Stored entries
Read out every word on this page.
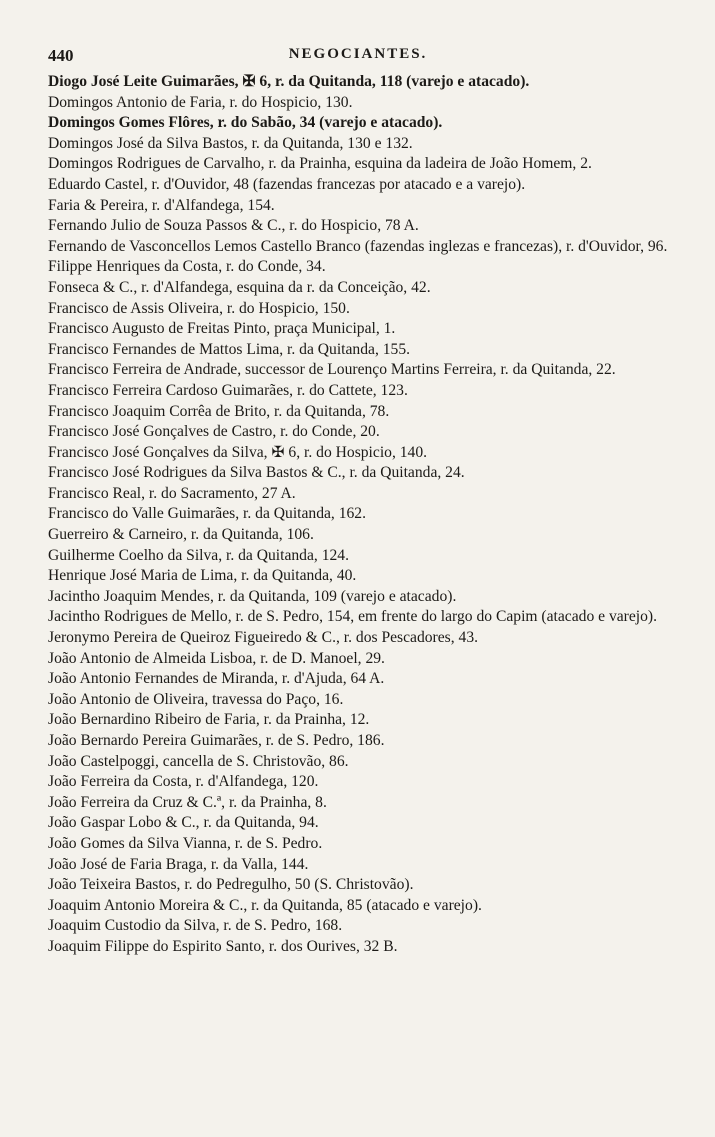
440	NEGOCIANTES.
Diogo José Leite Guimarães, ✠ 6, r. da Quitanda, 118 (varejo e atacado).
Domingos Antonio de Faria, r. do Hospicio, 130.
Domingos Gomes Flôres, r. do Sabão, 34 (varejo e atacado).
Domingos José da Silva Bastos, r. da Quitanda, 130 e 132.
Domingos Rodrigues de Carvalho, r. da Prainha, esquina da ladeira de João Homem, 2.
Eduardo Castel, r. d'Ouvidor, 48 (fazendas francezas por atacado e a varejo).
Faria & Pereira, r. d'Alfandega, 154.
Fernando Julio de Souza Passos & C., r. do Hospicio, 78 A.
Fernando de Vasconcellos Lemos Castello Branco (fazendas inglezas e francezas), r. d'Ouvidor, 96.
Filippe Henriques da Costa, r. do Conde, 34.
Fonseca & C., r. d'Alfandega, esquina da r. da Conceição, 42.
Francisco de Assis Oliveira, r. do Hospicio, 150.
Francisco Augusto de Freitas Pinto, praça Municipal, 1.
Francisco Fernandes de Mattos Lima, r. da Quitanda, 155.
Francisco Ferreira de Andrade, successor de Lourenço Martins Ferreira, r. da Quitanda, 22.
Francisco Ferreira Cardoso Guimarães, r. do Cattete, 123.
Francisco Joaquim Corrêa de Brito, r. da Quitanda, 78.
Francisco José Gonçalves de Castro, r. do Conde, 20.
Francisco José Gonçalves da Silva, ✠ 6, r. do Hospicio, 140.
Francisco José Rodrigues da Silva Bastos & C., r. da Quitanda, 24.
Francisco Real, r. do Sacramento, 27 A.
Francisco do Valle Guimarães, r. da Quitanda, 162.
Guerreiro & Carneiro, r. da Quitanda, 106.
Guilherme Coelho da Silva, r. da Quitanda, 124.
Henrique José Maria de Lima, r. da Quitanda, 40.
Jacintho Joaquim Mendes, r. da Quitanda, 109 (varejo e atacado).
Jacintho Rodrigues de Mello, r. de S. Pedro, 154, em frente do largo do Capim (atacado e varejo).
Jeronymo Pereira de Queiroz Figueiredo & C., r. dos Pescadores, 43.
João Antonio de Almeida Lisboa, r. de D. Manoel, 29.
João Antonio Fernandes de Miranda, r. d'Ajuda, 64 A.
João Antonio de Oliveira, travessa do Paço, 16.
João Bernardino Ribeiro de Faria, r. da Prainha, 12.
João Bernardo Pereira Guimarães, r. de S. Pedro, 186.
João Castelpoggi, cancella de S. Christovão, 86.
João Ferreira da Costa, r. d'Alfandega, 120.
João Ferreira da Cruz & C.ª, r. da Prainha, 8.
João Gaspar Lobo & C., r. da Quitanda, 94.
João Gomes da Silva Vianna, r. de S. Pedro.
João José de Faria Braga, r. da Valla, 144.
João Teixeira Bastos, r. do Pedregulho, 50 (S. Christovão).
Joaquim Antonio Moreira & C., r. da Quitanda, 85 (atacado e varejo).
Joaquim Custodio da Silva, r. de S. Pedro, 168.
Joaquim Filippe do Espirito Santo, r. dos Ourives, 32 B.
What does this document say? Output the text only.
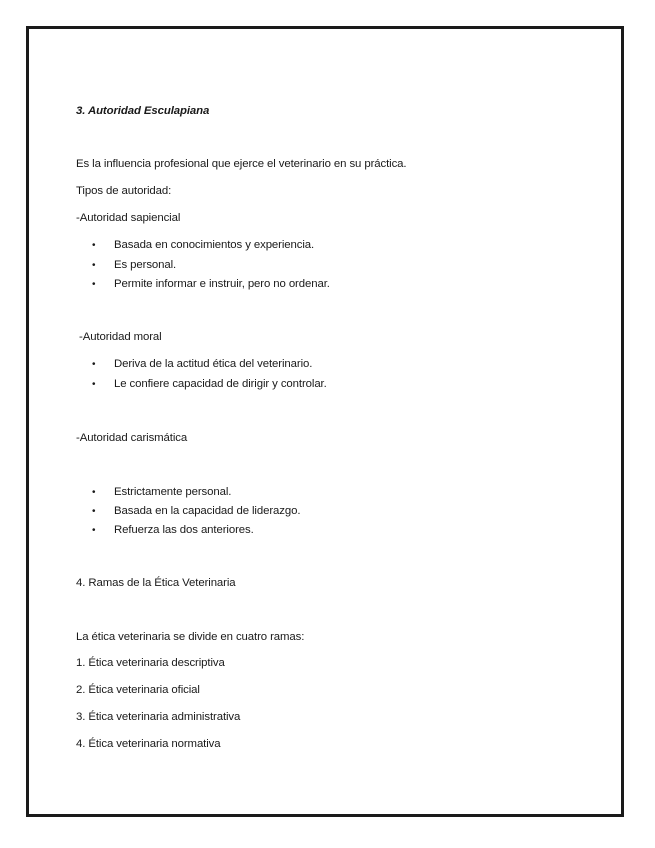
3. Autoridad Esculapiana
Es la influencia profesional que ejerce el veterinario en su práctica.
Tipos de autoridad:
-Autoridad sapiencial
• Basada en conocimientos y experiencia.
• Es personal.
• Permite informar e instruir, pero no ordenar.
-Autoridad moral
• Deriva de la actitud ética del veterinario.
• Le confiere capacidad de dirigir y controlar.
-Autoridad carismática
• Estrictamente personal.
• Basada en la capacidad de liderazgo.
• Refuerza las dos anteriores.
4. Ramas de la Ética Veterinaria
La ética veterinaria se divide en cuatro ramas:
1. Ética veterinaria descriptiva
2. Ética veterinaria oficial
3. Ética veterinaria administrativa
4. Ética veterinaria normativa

### Your goal
Copy the entries above faithfully and omit every image.

### The result
Read out every word on this page.
440	NEGOCIANTES.
Diogo José Leite Guimarães, ✠ 6, r. da Quitanda, 118 (varejo e atacado).
Domingos Antonio de Faria, r. do Hospicio, 130.
Domingos Gomes Flôres, r. do Sabão, 34 (varejo e atacado).
Domingos José da Silva Bastos, r. da Quitanda, 130 e 132.
Domingos Rodrigues de Carvalho, r. da Prainha, esquina da ladeira de João Homem, 2.
Eduardo Castel, r. d'Ouvidor, 48 (fazendas francezas por atacado e a varejo).
Faria & Pereira, r. d'Alfandega, 154.
Fernando Julio de Souza Passos & C., r. do Hospicio, 78 A.
Fernando de Vasconcellos Lemos Castello Branco (fazendas inglezas e francezas), r. d'Ouvidor, 96.
Filippe Henriques da Costa, r. do Conde, 34.
Fonseca & C., r. d'Alfandega, esquina da r. da Conceição, 42.
Francisco de Assis Oliveira, r. do Hospicio, 150.
Francisco Augusto de Freitas Pinto, praça Municipal, 1.
Francisco Fernandes de Mattos Lima, r. da Quitanda, 155.
Francisco Ferreira de Andrade, successor de Lourenço Martins Ferreira, r. da Quitanda, 22.
Francisco Ferreira Cardoso Guimarães, r. do Cattete, 123.
Francisco Joaquim Corrêa de Brito, r. da Quitanda, 78.
Francisco José Gonçalves de Castro, r. do Conde, 20.
Francisco José Gonçalves da Silva, ✠ 6, r. do Hospicio, 140.
Francisco José Rodrigues da Silva Bastos & C., r. da Quitanda, 24.
Francisco Real, r. do Sacramento, 27 A.
Francisco do Valle Guimarães, r. da Quitanda, 162.
Guerreiro & Carneiro, r. da Quitanda, 106.
Guilherme Coelho da Silva, r. da Quitanda, 124.
Henrique José Maria de Lima, r. da Quitanda, 40.
Jacintho Joaquim Mendes, r. da Quitanda, 109 (varejo e atacado).
Jacintho Rodrigues de Mello, r. de S. Pedro, 154, em frente do largo do Capim (atacado e varejo).
Jeronymo Pereira de Queiroz Figueiredo & C., r. dos Pescadores, 43.
João Antonio de Almeida Lisboa, r. de D. Manoel, 29.
João Antonio Fernandes de Miranda, r. d'Ajuda, 64 A.
João Antonio de Oliveira, travessa do Paço, 16.
João Bernardino Ribeiro de Faria, r. da Prainha, 12.
João Bernardo Pereira Guimarães, r. de S. Pedro, 186.
João Castelpoggi, cancella de S. Christovão, 86.
João Ferreira da Costa, r. d'Alfandega, 120.
João Ferreira da Cruz & C.ª, r. da Prainha, 8.
João Gaspar Lobo & C., r. da Quitanda, 94.
João Gomes da Silva Vianna, r. de S. Pedro.
João José de Faria Braga, r. da Valla, 144.
João Teixeira Bastos, r. do Pedregulho, 50 (S. Christovão).
Joaquim Antonio Moreira & C., r. da Quitanda, 85 (atacado e varejo).
Joaquim Custodio da Silva, r. de S. Pedro, 168.
Joaquim Filippe do Espirito Santo, r. dos Ourives, 32 B.
What does this document say? Output the text only.
3. Autoridad Esculapiana
Es la influencia profesional que ejerce el veterinario en su práctica.
Tipos de autoridad:
-Autoridad sapiencial
• Basada en conocimientos y experiencia.
• Es personal.
• Permite informar e instruir, pero no ordenar.
-Autoridad moral
• Deriva de la actitud ética del veterinario.
• Le confiere capacidad de dirigir y controlar.
-Autoridad carismática
• Estrictamente personal.
• Basada en la capacidad de liderazgo.
• Refuerza las dos anteriores.
4. Ramas de la Ética Veterinaria
La ética veterinaria se divide en cuatro ramas:
1. Ética veterinaria descriptiva
2. Ética veterinaria oficial
3. Ética veterinaria administrativa
4. Ética veterinaria normativa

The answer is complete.